== PROBLEM REQUIREMENTS ==
Copy the listing verbatim, excluding any images found in it.

== STORED DATA ==

----------

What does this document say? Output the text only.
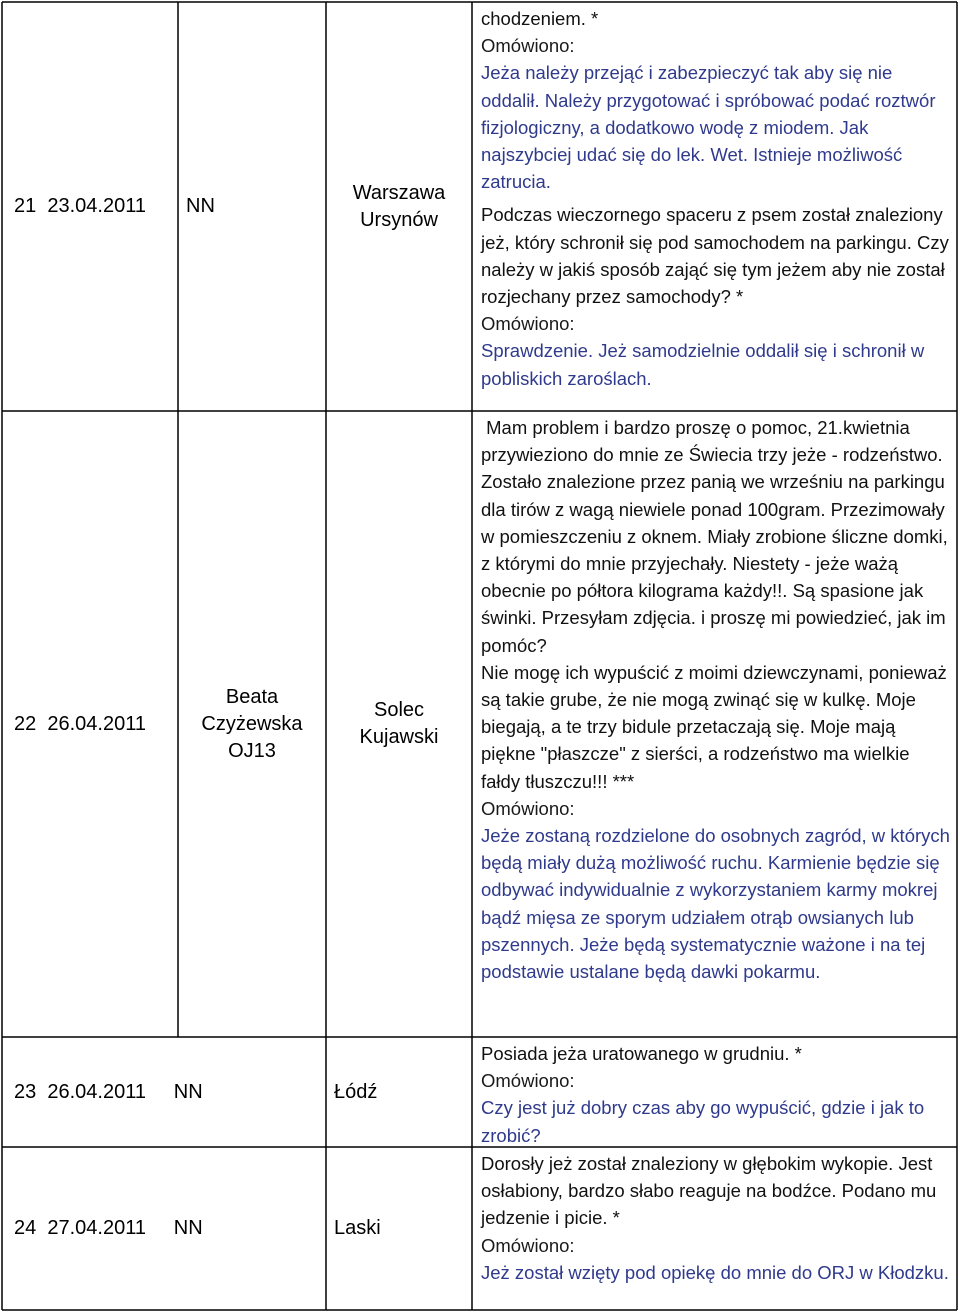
21
23.04.2011 NN
Warszawa
Ursynów

chodzeniem. *

Omówiono:

Jeża należy przejąć i zabezpieczyć tak aby się nie oddalił. Należy przygotować i spróbować podać roztwór fizjologiczny, a dodatkowo wodę z miodem. Jak najszybciej udać się do lek. Wet. Istnieje możliwość zatrucia.

Podczas wieczornego spaceru z psem został znaleziony jeż, który schronił się pod samochodem na parkingu. Czy należy w jakiś sposób zająć się tym jeżem aby nie został rozjechany przez samochody? *

Omówiono:

Sprawdzenie. Jeż samodzielnie oddalił się i schronił w pobliskich zaroślach.

22
26.04.2011
Beata
Czyżewska
OJ13
Solec
Kujawski

Mam problem i bardzo proszę o pomoc, 21.kwietnia przywieziono do mnie ze Świecia trzy jeże - rodzeństwo. Zostało znalezione przez panią we wrześniu na parkingu dla tirów z wagą niewiele ponad 100gram. Przezimowały w pomieszczeniu z oknem. Miały zrobione śliczne domki, z którymi do mnie przyjechały. Niestety - jeże ważą obecnie po półtora kilograma każdy!!. Są spasione jak świnki. Przesyłam zdjęcia. i proszę mi powiedzieć, jak im pomóc?

Nie mogę ich wypuścić z moimi dziewczynami, ponieważ są takie grube, że nie mogą zwinąć się w kulkę. Moje biegają, a te trzy bidule przetaczają się. Moje mają piękne "płaszcze" z sierści, a rodzeństwo ma wielkie fałdy tłuszczu!!! ***

Omówiono:

Jeże zostaną rozdzielone do osobnych zagród, w których będą miały dużą możliwość ruchu. Karmienie będzie się odbywać indywidualnie z wykorzystaniem karmy mokrej bądź mięsa ze sporym udziałem otrąb owsianych lub pszennych. Jeże będą systematycznie ważone i na tej podstawie ustalane będą dawki pokarmu.

23
26.04.2011
NN	Łódź

Posiada jeża uratowanego w grudniu. *

Omówiono:

Czy jest już dobry czas aby go wypuścić, gdzie i jak to zrobić?

24
27.04.2011
NN	Laski

Dorosły jeż został znaleziony w głębokim wykopie. Jest osłabiony, bardzo słabo reaguje na bodźce. Podano mu jedzenie i picie. *

Omówiono:

Jeż został wzięty pod opiekę do mnie do ORJ w Kłodzku.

----------

== CORRECT OUTPUT ==
What does this document say? Output the text only.
21
23.04.2011 NN
Warszawa
Ursynów

chodzeniem. *

Omówiono:

Jeża należy przejąć i zabezpieczyć tak aby się nie oddalił. Należy przygotować i spróbować podać roztwór fizjologiczny, a dodatkowo wodę z miodem. Jak najszybciej udać się do lek. Wet. Istnieje możliwość zatrucia.

Podczas wieczornego spaceru z psem został znaleziony jeż, który schronił się pod samochodem na parkingu. Czy należy w jakiś sposób zająć się tym jeżem aby nie został rozjechany przez samochody? *

Omówiono:

Sprawdzenie. Jeż samodzielnie oddalił się i schronił w pobliskich zaroślach.

22
26.04.2011
Beata
Czyżewska
OJ13
Solec
Kujawski

Mam problem i bardzo proszę o pomoc, 21.kwietnia przywieziono do mnie ze Świecia trzy jeże - rodzeństwo. Zostało znalezione przez panią we wrześniu na parkingu dla tirów z wagą niewiele ponad 100gram. Przezimowały w pomieszczeniu z oknem. Miały zrobione śliczne domki, z którymi do mnie przyjechały. Niestety - jeże ważą obecnie po półtora kilograma każdy!!. Są spasione jak świnki. Przesyłam zdjęcia. i proszę mi powiedzieć, jak im pomóc?

Nie mogę ich wypuścić z moimi dziewczynami, ponieważ są takie grube, że nie mogą zwinąć się w kulkę. Moje biegają, a te trzy bidule przetaczają się. Moje mają piękne "płaszcze" z sierści, a rodzeństwo ma wielkie fałdy tłuszczu!!! ***

Omówiono:

Jeże zostaną rozdzielone do osobnych zagród, w których będą miały dużą możliwość ruchu. Karmienie będzie się odbywać indywidualnie z wykorzystaniem karmy mokrej bądź mięsa ze sporym udziałem otrąb owsianych lub pszennych. Jeże będą systematycznie ważone i na tej podstawie ustalane będą dawki pokarmu.

23
26.04.2011
NN	Łódź

Posiada jeża uratowanego w grudniu. *

Omówiono:

Czy jest już dobry czas aby go wypuścić, gdzie i jak to zrobić?

24
27.04.2011
NN	Laski

Dorosły jeż został znaleziony w głębokim wykopie. Jest osłabiony, bardzo słabo reaguje na bodźce. Podano mu jedzenie i picie. *

Omówiono:

Jeż został wzięty pod opiekę do mnie do ORJ w Kłodzku.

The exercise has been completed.